Collected data:

■ ■ ■ ■

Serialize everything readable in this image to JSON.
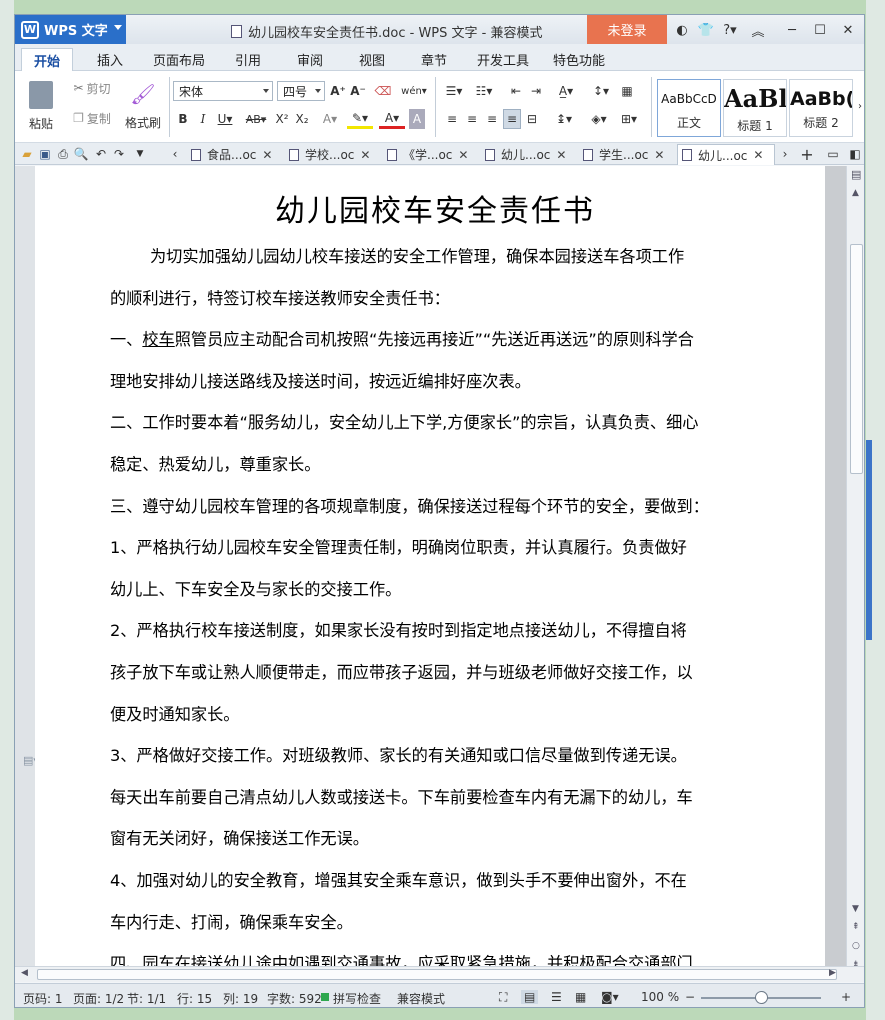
{
  "app": {
    "name": "WPS 文字",
    "logo": "W"
  },
  "window": {
    "title": "幼儿园校车安全责任书.doc - WPS 文字 - 兼容模式",
    "login_label": "未登录"
  },
  "tabs": [
    "开始",
    "插入",
    "页面布局",
    "引用",
    "审阅",
    "视图",
    "章节",
    "开发工具",
    "特色功能"
  ],
  "ribbon": {
    "paste": "粘贴",
    "cut": "剪切",
    "copy": "复制",
    "format_painter": "格式刷",
    "font_name": "宋体",
    "font_size": "四号",
    "styles": [
      {
        "preview": "AaBbCcD",
        "name": "正文"
      },
      {
        "preview": "AaBl",
        "name": "标题 1"
      },
      {
        "preview": "AaBb(",
        "name": "标题 2"
      }
    ]
  },
  "doc_tabs": [
    {
      "label": "食品...oc"
    },
    {
      "label": "学校...oc"
    },
    {
      "label": "《学...oc"
    },
    {
      "label": "幼儿...oc"
    },
    {
      "label": "学生...oc"
    },
    {
      "label": "幼儿...oc"
    }
  ],
  "document": {
    "title": "幼儿园校车安全责任书",
    "p1a": "为切实加强幼儿园幼儿校车接送的安全工作管理，确保本园接送车各项工作",
    "p1b": "的顺利进行，特签订校车接送教师安全责任书：",
    "p2a_prefix": "一、",
    "p2a_underlined": "校车",
    "p2a_rest": "照管员应主动配合司机按照“先接远再接近”“先送近再送远”的原则科学合",
    "p2b": "理地安排幼儿接送路线及接送时间，按远近编排好座次表。",
    "p3a": "二、工作时要本着“服务幼儿，安全幼儿上下学,方便家长”的宗旨，认真负责、细心",
    "p3b": "稳定、热爱幼儿，尊重家长。",
    "p4": "三、遵守幼儿园校车管理的各项规章制度，确保接送过程每个环节的安全，要做到：",
    "p5a": "1、严格执行幼儿园校车安全管理责任制，明确岗位职责，并认真履行。负责做好",
    "p5b": "幼儿上、下车安全及与家长的交接工作。",
    "p6a": "2、严格执行校车接送制度，如果家长没有按时到指定地点接送幼儿，不得擅自将",
    "p6b": "孩子放下车或让熟人顺便带走，而应带孩子返园，并与班级老师做好交接工作，以",
    "p6c": "便及时通知家长。",
    "p7a": "3、严格做好交接工作。对班级教师、家长的有关通知或口信尽量做到传递无误。",
    "p7b": "每天出车前要自己清点幼儿人数或接送卡。下车前要检查车内有无漏下的幼儿，车",
    "p7c": "窗有无关闭好，确保接送工作无误。",
    "p8a": "4、加强对幼儿的安全教育，增强其安全乘车意识，做到头手不要伸出窗外，不在",
    "p8b": "车内行走、打闹，确保乘车安全。",
    "p9a": "四、园车在接送幼儿途中如遇到交通事故，应采取紧急措施，并积极配合交通部门"
  },
  "status": {
    "page_code": "页码: 1",
    "pages": "页面: 1/2",
    "section": "节: 1/1",
    "row": "行: 15",
    "col": "列: 19",
    "words": "字数: 592",
    "spell": "拼写检查",
    "mode": "兼容模式",
    "zoom": "100 %",
    "zoom_level": 0.5
  },
  "colors": {
    "accent": "#2a6fc9",
    "login": "#e8734f",
    "ribbon_bg": "#ffffff"
  }
}
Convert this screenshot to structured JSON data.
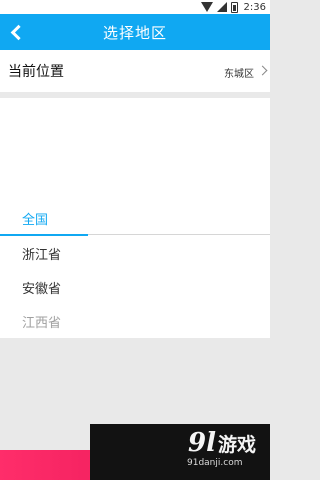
{
  "status_bar": {
    "time": "2:36"
  },
  "header": {
    "title": "选择地区"
  },
  "current_location": {
    "label": "当前位置",
    "value": "东城区"
  },
  "watermark": {
    "logo": "9l",
    "text": "游戏",
    "url": "91danji.com"
  },
  "province_list": {
    "items": [
      {
        "label": "全国",
        "state": "selected"
      },
      {
        "label": "浙江省",
        "state": "normal"
      },
      {
        "label": "安徽省",
        "state": "normal"
      },
      {
        "label": "江西省",
        "state": "faded"
      }
    ]
  },
  "colors": {
    "accent": "#10a8f2",
    "banner": "#ff2d6a",
    "background": "#e9e9e9"
  }
}
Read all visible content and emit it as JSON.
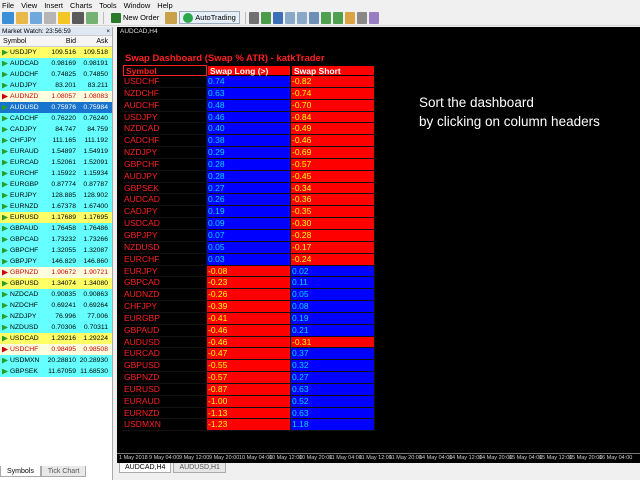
{
  "menu": [
    "File",
    "View",
    "Insert",
    "Charts",
    "Tools",
    "Window",
    "Help"
  ],
  "toolbar": {
    "new_order": "New Order",
    "autotrading": "AutoTrading"
  },
  "market_watch": {
    "title": "Market Watch: 23:56:59",
    "close": "×",
    "headers": {
      "symbol": "Symbol",
      "bid": "Bid",
      "ask": "Ask"
    },
    "rows": [
      {
        "symbol": "USDJPY",
        "bid": "109.516",
        "ask": "109.518",
        "bg": "#ffff66",
        "color": "#000000"
      },
      {
        "symbol": "AUDCAD",
        "bid": "0.98169",
        "ask": "0.98191",
        "bg": "#66ffff",
        "color": "#000000"
      },
      {
        "symbol": "AUDCHF",
        "bid": "0.74825",
        "ask": "0.74850",
        "bg": "#66ffff",
        "color": "#000000"
      },
      {
        "symbol": "AUDJPY",
        "bid": "83.201",
        "ask": "83.211",
        "bg": "#66ffff",
        "color": "#000000"
      },
      {
        "symbol": "AUDNZD",
        "bid": "1.08057",
        "ask": "1.08083",
        "bg": "#ffffe0",
        "color": "#cc0000"
      },
      {
        "symbol": "AUDUSD",
        "bid": "0.75976",
        "ask": "0.75984",
        "bg": "#1874cd",
        "color": "#ffffff"
      },
      {
        "symbol": "CADCHF",
        "bid": "0.76220",
        "ask": "0.76240",
        "bg": "#66ffff",
        "color": "#000000"
      },
      {
        "symbol": "CADJPY",
        "bid": "84.747",
        "ask": "84.759",
        "bg": "#66ffff",
        "color": "#000000"
      },
      {
        "symbol": "CHFJPY",
        "bid": "111.165",
        "ask": "111.192",
        "bg": "#66ffff",
        "color": "#000000"
      },
      {
        "symbol": "EURAUD",
        "bid": "1.54897",
        "ask": "1.54919",
        "bg": "#66ffff",
        "color": "#000000"
      },
      {
        "symbol": "EURCAD",
        "bid": "1.52061",
        "ask": "1.52091",
        "bg": "#66ffff",
        "color": "#000000"
      },
      {
        "symbol": "EURCHF",
        "bid": "1.15922",
        "ask": "1.15934",
        "bg": "#66ffff",
        "color": "#000000"
      },
      {
        "symbol": "EURGBP",
        "bid": "0.87774",
        "ask": "0.87787",
        "bg": "#66ffff",
        "color": "#000000"
      },
      {
        "symbol": "EURJPY",
        "bid": "128.885",
        "ask": "128.902",
        "bg": "#66ffff",
        "color": "#000000"
      },
      {
        "symbol": "EURNZD",
        "bid": "1.67378",
        "ask": "1.67400",
        "bg": "#66ffff",
        "color": "#000000"
      },
      {
        "symbol": "EURUSD",
        "bid": "1.17689",
        "ask": "1.17695",
        "bg": "#ffff66",
        "color": "#000000"
      },
      {
        "symbol": "GBPAUD",
        "bid": "1.76458",
        "ask": "1.76486",
        "bg": "#66ffff",
        "color": "#000000"
      },
      {
        "symbol": "GBPCAD",
        "bid": "1.73232",
        "ask": "1.73266",
        "bg": "#66ffff",
        "color": "#000000"
      },
      {
        "symbol": "GBPCHF",
        "bid": "1.32055",
        "ask": "1.32087",
        "bg": "#66ffff",
        "color": "#000000"
      },
      {
        "symbol": "GBPJPY",
        "bid": "146.829",
        "ask": "146.860",
        "bg": "#66ffff",
        "color": "#000000"
      },
      {
        "symbol": "GBPNZD",
        "bid": "1.90672",
        "ask": "1.90721",
        "bg": "#ffffe0",
        "color": "#cc0000"
      },
      {
        "symbol": "GBPUSD",
        "bid": "1.34074",
        "ask": "1.34080",
        "bg": "#ffff66",
        "color": "#000000"
      },
      {
        "symbol": "NZDCAD",
        "bid": "0.90835",
        "ask": "0.90863",
        "bg": "#66ffff",
        "color": "#000000"
      },
      {
        "symbol": "NZDCHF",
        "bid": "0.69241",
        "ask": "0.69264",
        "bg": "#66ffff",
        "color": "#000000"
      },
      {
        "symbol": "NZDJPY",
        "bid": "76.996",
        "ask": "77.006",
        "bg": "#66ffff",
        "color": "#000000"
      },
      {
        "symbol": "NZDUSD",
        "bid": "0.70306",
        "ask": "0.70311",
        "bg": "#66ffff",
        "color": "#000000"
      },
      {
        "symbol": "USDCAD",
        "bid": "1.29216",
        "ask": "1.29224",
        "bg": "#ffff66",
        "color": "#000000"
      },
      {
        "symbol": "USDCHF",
        "bid": "0.98495",
        "ask": "0.98508",
        "bg": "#ffffe0",
        "color": "#cc0000"
      },
      {
        "symbol": "USDMXN",
        "bid": "20.28810",
        "ask": "20.28930",
        "bg": "#66ffff",
        "color": "#000000"
      },
      {
        "symbol": "GBPSEK",
        "bid": "11.67059",
        "ask": "11.68530",
        "bg": "#66ffff",
        "color": "#000000"
      }
    ],
    "tabs": [
      "Symbols",
      "Tick Chart"
    ]
  },
  "chart": {
    "window_title": "AUDCAD,H4",
    "tabs": [
      "AUDCAD,H4",
      "AUDUSD,H1"
    ],
    "time_labels": [
      "1 May 2018",
      "9 May 04:00",
      "9 May 12:00",
      "9 May 20:00",
      "10 May 04:00",
      "10 May 12:00",
      "10 May 20:00",
      "11 May 04:00",
      "11 May 12:00",
      "11 May 20:00",
      "14 May 04:00",
      "14 May 12:00",
      "14 May 20:00",
      "15 May 04:00",
      "15 May 12:00",
      "15 May 20:00",
      "16 May 04:00"
    ],
    "note_line1": "Sort the dashboard",
    "note_line2": "by clicking on column headers"
  },
  "dashboard": {
    "title": "Swap Dashboard (Swap % ATR) - katkTrader",
    "headers": {
      "symbol": "Symbol",
      "long": "Swap Long (>)",
      "short": "Swap Short"
    },
    "colors": {
      "positive": "#0000ff",
      "negative": "#ff0000",
      "positive_text": "#00d4ff",
      "negative_text": "#ffff00"
    },
    "rows": [
      {
        "symbol": "USDCHF",
        "long": "0.74",
        "short": "-0.82"
      },
      {
        "symbol": "NZDCHF",
        "long": "0.63",
        "short": "-0.74"
      },
      {
        "symbol": "AUDCHF",
        "long": "0.48",
        "short": "-0.70"
      },
      {
        "symbol": "USDJPY",
        "long": "0.46",
        "short": "-0.84"
      },
      {
        "symbol": "NZDCAD",
        "long": "0.40",
        "short": "-0.49"
      },
      {
        "symbol": "CADCHF",
        "long": "0.38",
        "short": "-0.46"
      },
      {
        "symbol": "NZDJPY",
        "long": "0.29",
        "short": "-0.69"
      },
      {
        "symbol": "GBPCHF",
        "long": "0.28",
        "short": "-0.57"
      },
      {
        "symbol": "AUDJPY",
        "long": "0.28",
        "short": "-0.45"
      },
      {
        "symbol": "GBPSEK",
        "long": "0.27",
        "short": "-0.34"
      },
      {
        "symbol": "AUDCAD",
        "long": "0.26",
        "short": "-0.36"
      },
      {
        "symbol": "CADJPY",
        "long": "0.19",
        "short": "-0.35"
      },
      {
        "symbol": "USDCAD",
        "long": "0.09",
        "short": "-0.30"
      },
      {
        "symbol": "GBPJPY",
        "long": "0.07",
        "short": "-0.28"
      },
      {
        "symbol": "NZDUSD",
        "long": "0.05",
        "short": "-0.17"
      },
      {
        "symbol": "EURCHF",
        "long": "0.03",
        "short": "-0.24"
      },
      {
        "symbol": "EURJPY",
        "long": "-0.08",
        "short": "0.02"
      },
      {
        "symbol": "GBPCAD",
        "long": "-0.23",
        "short": "0.11"
      },
      {
        "symbol": "AUDNZD",
        "long": "-0.26",
        "short": "0.05"
      },
      {
        "symbol": "CHFJPY",
        "long": "-0.39",
        "short": "0.08"
      },
      {
        "symbol": "EURGBP",
        "long": "-0.41",
        "short": "0.19"
      },
      {
        "symbol": "GBPAUD",
        "long": "-0.46",
        "short": "0.21"
      },
      {
        "symbol": "AUDUSD",
        "long": "-0.46",
        "short": "-0.31"
      },
      {
        "symbol": "EURCAD",
        "long": "-0.47",
        "short": "0.37"
      },
      {
        "symbol": "GBPUSD",
        "long": "-0.55",
        "short": "0.32"
      },
      {
        "symbol": "GBPNZD",
        "long": "-0.57",
        "short": "0.27"
      },
      {
        "symbol": "EURUSD",
        "long": "-0.87",
        "short": "0.63"
      },
      {
        "symbol": "EURAUD",
        "long": "-1.00",
        "short": "0.52"
      },
      {
        "symbol": "EURNZD",
        "long": "-1.13",
        "short": "0.63"
      },
      {
        "symbol": "USDMXN",
        "long": "-1.23",
        "short": "1.18"
      }
    ]
  }
}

■ ■ ■ ■

■ What is needed:
Report every line containing the word "preview" from the listing above.

■ The output:
        "preview": "AaBbCcD",
        "preview": "AaBl",
        "preview": "AaBb(",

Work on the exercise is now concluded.